-- Begin The data --

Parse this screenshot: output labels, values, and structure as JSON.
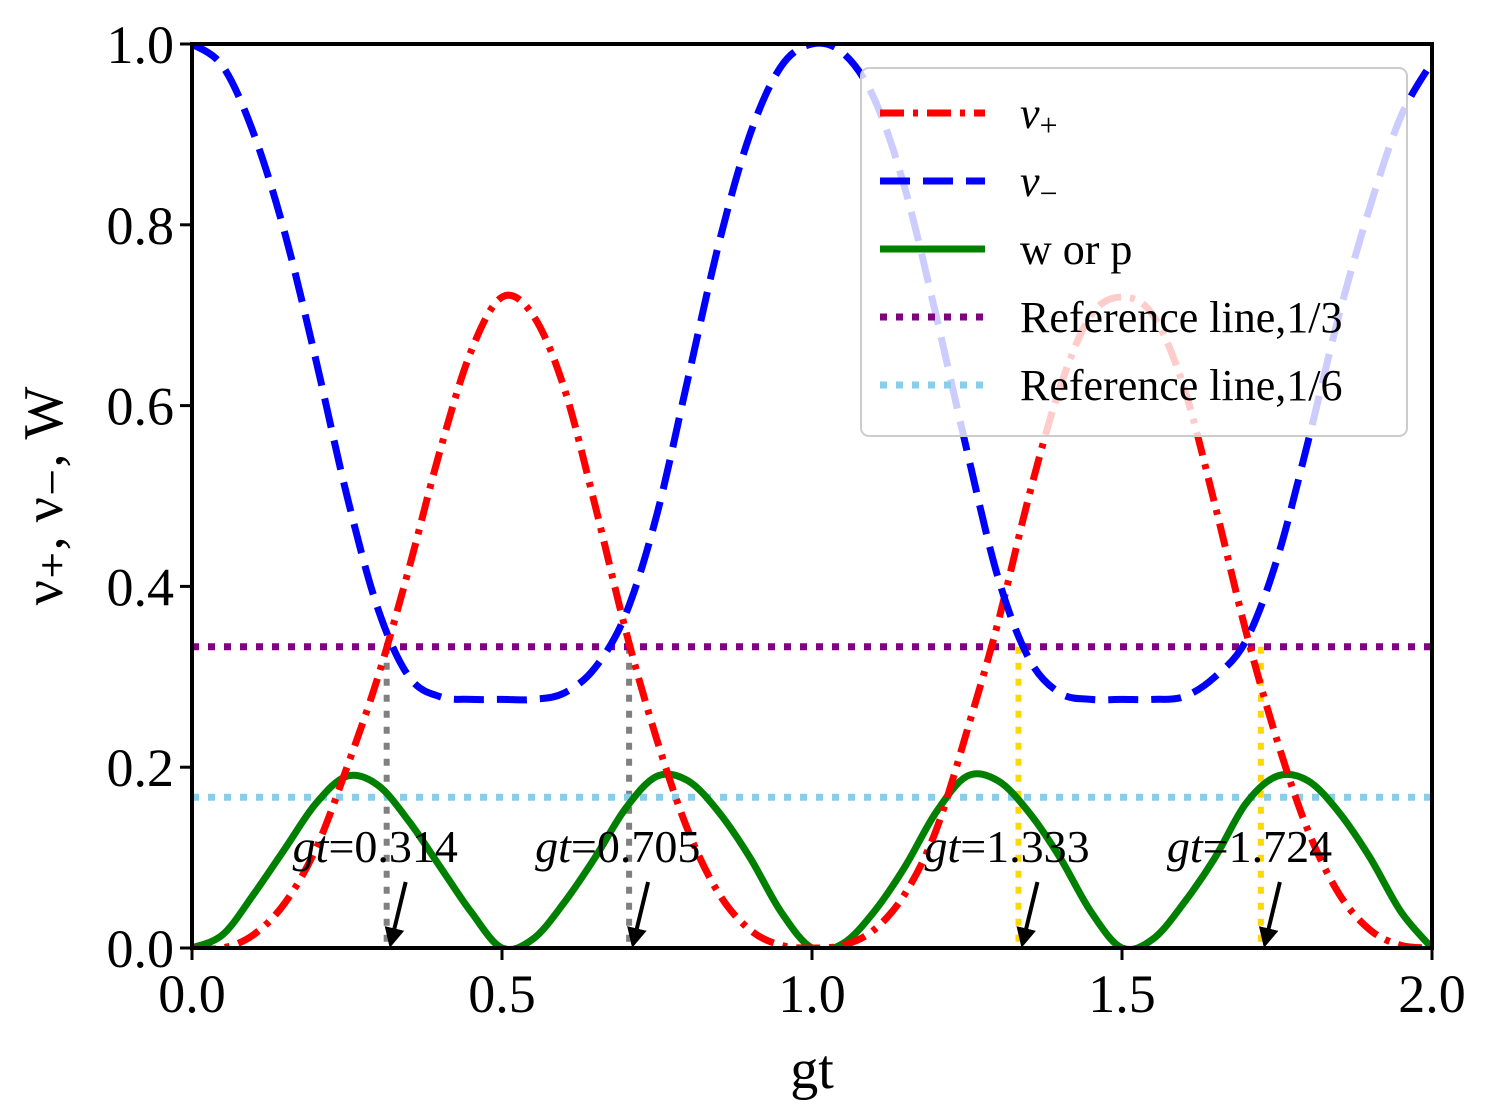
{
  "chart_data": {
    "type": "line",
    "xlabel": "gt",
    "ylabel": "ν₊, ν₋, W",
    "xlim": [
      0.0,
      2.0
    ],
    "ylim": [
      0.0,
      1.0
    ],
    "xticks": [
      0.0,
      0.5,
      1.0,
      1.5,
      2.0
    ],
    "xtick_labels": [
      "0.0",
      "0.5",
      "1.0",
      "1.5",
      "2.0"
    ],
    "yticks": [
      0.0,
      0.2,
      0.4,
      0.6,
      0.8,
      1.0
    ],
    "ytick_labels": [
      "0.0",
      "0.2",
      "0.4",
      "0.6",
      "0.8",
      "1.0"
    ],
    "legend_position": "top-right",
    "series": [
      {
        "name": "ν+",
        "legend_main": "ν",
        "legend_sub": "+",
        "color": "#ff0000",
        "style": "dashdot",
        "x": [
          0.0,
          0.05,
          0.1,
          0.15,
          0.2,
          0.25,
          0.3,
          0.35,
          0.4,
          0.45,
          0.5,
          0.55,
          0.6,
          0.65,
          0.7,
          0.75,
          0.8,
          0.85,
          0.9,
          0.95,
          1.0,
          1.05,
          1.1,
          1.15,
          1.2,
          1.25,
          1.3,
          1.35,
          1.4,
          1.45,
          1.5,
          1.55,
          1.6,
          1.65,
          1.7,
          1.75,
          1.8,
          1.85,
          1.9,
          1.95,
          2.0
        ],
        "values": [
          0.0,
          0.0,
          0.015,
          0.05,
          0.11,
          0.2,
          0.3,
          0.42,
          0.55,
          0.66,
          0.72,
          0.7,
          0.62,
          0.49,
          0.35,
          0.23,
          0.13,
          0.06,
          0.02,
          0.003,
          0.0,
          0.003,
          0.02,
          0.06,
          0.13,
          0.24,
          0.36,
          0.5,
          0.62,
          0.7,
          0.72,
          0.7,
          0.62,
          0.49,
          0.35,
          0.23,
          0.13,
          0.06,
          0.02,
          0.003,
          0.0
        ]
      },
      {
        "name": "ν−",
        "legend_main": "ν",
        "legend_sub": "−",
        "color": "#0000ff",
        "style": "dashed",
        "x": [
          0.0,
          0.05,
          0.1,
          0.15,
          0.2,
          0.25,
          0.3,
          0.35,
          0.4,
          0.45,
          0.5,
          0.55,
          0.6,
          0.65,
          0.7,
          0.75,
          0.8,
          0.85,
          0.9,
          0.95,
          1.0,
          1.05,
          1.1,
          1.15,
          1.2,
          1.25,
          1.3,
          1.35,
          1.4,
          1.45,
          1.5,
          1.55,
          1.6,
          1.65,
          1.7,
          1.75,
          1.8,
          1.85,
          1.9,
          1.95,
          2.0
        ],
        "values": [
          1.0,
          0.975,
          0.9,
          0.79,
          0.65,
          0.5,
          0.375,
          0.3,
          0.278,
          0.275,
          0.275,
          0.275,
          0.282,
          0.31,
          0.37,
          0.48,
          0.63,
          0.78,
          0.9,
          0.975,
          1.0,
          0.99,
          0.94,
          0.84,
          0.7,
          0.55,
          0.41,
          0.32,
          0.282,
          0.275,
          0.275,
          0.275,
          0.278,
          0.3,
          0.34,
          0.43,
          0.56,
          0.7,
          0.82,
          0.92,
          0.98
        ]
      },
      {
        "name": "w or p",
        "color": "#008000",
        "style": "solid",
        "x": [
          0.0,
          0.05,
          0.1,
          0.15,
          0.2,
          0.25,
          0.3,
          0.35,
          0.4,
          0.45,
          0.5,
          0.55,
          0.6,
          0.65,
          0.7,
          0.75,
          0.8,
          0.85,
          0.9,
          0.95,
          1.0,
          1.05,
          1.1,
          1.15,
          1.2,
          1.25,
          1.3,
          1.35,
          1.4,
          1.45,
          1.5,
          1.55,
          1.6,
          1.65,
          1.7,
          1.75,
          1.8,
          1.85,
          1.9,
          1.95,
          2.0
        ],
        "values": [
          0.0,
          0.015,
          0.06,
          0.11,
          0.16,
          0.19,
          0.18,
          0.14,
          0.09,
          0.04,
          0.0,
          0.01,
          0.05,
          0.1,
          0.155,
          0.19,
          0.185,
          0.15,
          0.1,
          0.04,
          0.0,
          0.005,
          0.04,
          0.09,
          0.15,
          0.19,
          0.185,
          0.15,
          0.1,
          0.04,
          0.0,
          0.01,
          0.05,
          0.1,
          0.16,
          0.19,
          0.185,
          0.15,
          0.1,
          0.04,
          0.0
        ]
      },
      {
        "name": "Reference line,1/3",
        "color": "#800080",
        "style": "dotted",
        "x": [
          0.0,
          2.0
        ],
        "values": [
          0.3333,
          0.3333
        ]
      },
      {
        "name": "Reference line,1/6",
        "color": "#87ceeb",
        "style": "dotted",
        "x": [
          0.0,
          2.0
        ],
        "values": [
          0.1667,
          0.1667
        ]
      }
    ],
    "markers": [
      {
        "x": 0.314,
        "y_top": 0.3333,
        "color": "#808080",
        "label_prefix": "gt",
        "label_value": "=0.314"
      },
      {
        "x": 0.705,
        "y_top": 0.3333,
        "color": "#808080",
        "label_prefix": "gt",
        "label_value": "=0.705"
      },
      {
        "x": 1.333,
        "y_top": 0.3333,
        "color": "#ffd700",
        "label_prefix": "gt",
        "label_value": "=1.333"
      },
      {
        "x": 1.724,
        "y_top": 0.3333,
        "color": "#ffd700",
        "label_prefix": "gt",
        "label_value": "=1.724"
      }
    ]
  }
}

-- End The data --

Work to be completed:
Return the listing above in full and without alteration, excluding its pictures.

Response:
Parse this screenshot: output labels, values, and structure as JSON.
{
  "chart_data": {
    "type": "line",
    "xlabel": "gt",
    "ylabel": "ν₊, ν₋, W",
    "xlim": [
      0.0,
      2.0
    ],
    "ylim": [
      0.0,
      1.0
    ],
    "xticks": [
      0.0,
      0.5,
      1.0,
      1.5,
      2.0
    ],
    "xtick_labels": [
      "0.0",
      "0.5",
      "1.0",
      "1.5",
      "2.0"
    ],
    "yticks": [
      0.0,
      0.2,
      0.4,
      0.6,
      0.8,
      1.0
    ],
    "ytick_labels": [
      "0.0",
      "0.2",
      "0.4",
      "0.6",
      "0.8",
      "1.0"
    ],
    "legend_position": "top-right",
    "series": [
      {
        "name": "ν+",
        "legend_main": "ν",
        "legend_sub": "+",
        "color": "#ff0000",
        "style": "dashdot",
        "x": [
          0.0,
          0.05,
          0.1,
          0.15,
          0.2,
          0.25,
          0.3,
          0.35,
          0.4,
          0.45,
          0.5,
          0.55,
          0.6,
          0.65,
          0.7,
          0.75,
          0.8,
          0.85,
          0.9,
          0.95,
          1.0,
          1.05,
          1.1,
          1.15,
          1.2,
          1.25,
          1.3,
          1.35,
          1.4,
          1.45,
          1.5,
          1.55,
          1.6,
          1.65,
          1.7,
          1.75,
          1.8,
          1.85,
          1.9,
          1.95,
          2.0
        ],
        "values": [
          0.0,
          0.0,
          0.015,
          0.05,
          0.11,
          0.2,
          0.3,
          0.42,
          0.55,
          0.66,
          0.72,
          0.7,
          0.62,
          0.49,
          0.35,
          0.23,
          0.13,
          0.06,
          0.02,
          0.003,
          0.0,
          0.003,
          0.02,
          0.06,
          0.13,
          0.24,
          0.36,
          0.5,
          0.62,
          0.7,
          0.72,
          0.7,
          0.62,
          0.49,
          0.35,
          0.23,
          0.13,
          0.06,
          0.02,
          0.003,
          0.0
        ]
      },
      {
        "name": "ν−",
        "legend_main": "ν",
        "legend_sub": "−",
        "color": "#0000ff",
        "style": "dashed",
        "x": [
          0.0,
          0.05,
          0.1,
          0.15,
          0.2,
          0.25,
          0.3,
          0.35,
          0.4,
          0.45,
          0.5,
          0.55,
          0.6,
          0.65,
          0.7,
          0.75,
          0.8,
          0.85,
          0.9,
          0.95,
          1.0,
          1.05,
          1.1,
          1.15,
          1.2,
          1.25,
          1.3,
          1.35,
          1.4,
          1.45,
          1.5,
          1.55,
          1.6,
          1.65,
          1.7,
          1.75,
          1.8,
          1.85,
          1.9,
          1.95,
          2.0
        ],
        "values": [
          1.0,
          0.975,
          0.9,
          0.79,
          0.65,
          0.5,
          0.375,
          0.3,
          0.278,
          0.275,
          0.275,
          0.275,
          0.282,
          0.31,
          0.37,
          0.48,
          0.63,
          0.78,
          0.9,
          0.975,
          1.0,
          0.99,
          0.94,
          0.84,
          0.7,
          0.55,
          0.41,
          0.32,
          0.282,
          0.275,
          0.275,
          0.275,
          0.278,
          0.3,
          0.34,
          0.43,
          0.56,
          0.7,
          0.82,
          0.92,
          0.98
        ]
      },
      {
        "name": "w or p",
        "color": "#008000",
        "style": "solid",
        "x": [
          0.0,
          0.05,
          0.1,
          0.15,
          0.2,
          0.25,
          0.3,
          0.35,
          0.4,
          0.45,
          0.5,
          0.55,
          0.6,
          0.65,
          0.7,
          0.75,
          0.8,
          0.85,
          0.9,
          0.95,
          1.0,
          1.05,
          1.1,
          1.15,
          1.2,
          1.25,
          1.3,
          1.35,
          1.4,
          1.45,
          1.5,
          1.55,
          1.6,
          1.65,
          1.7,
          1.75,
          1.8,
          1.85,
          1.9,
          1.95,
          2.0
        ],
        "values": [
          0.0,
          0.015,
          0.06,
          0.11,
          0.16,
          0.19,
          0.18,
          0.14,
          0.09,
          0.04,
          0.0,
          0.01,
          0.05,
          0.1,
          0.155,
          0.19,
          0.185,
          0.15,
          0.1,
          0.04,
          0.0,
          0.005,
          0.04,
          0.09,
          0.15,
          0.19,
          0.185,
          0.15,
          0.1,
          0.04,
          0.0,
          0.01,
          0.05,
          0.1,
          0.16,
          0.19,
          0.185,
          0.15,
          0.1,
          0.04,
          0.0
        ]
      },
      {
        "name": "Reference line,1/3",
        "color": "#800080",
        "style": "dotted",
        "x": [
          0.0,
          2.0
        ],
        "values": [
          0.3333,
          0.3333
        ]
      },
      {
        "name": "Reference line,1/6",
        "color": "#87ceeb",
        "style": "dotted",
        "x": [
          0.0,
          2.0
        ],
        "values": [
          0.1667,
          0.1667
        ]
      }
    ],
    "markers": [
      {
        "x": 0.314,
        "y_top": 0.3333,
        "color": "#808080",
        "label_prefix": "gt",
        "label_value": "=0.314"
      },
      {
        "x": 0.705,
        "y_top": 0.3333,
        "color": "#808080",
        "label_prefix": "gt",
        "label_value": "=0.705"
      },
      {
        "x": 1.333,
        "y_top": 0.3333,
        "color": "#ffd700",
        "label_prefix": "gt",
        "label_value": "=1.333"
      },
      {
        "x": 1.724,
        "y_top": 0.3333,
        "color": "#ffd700",
        "label_prefix": "gt",
        "label_value": "=1.724"
      }
    ]
  }
}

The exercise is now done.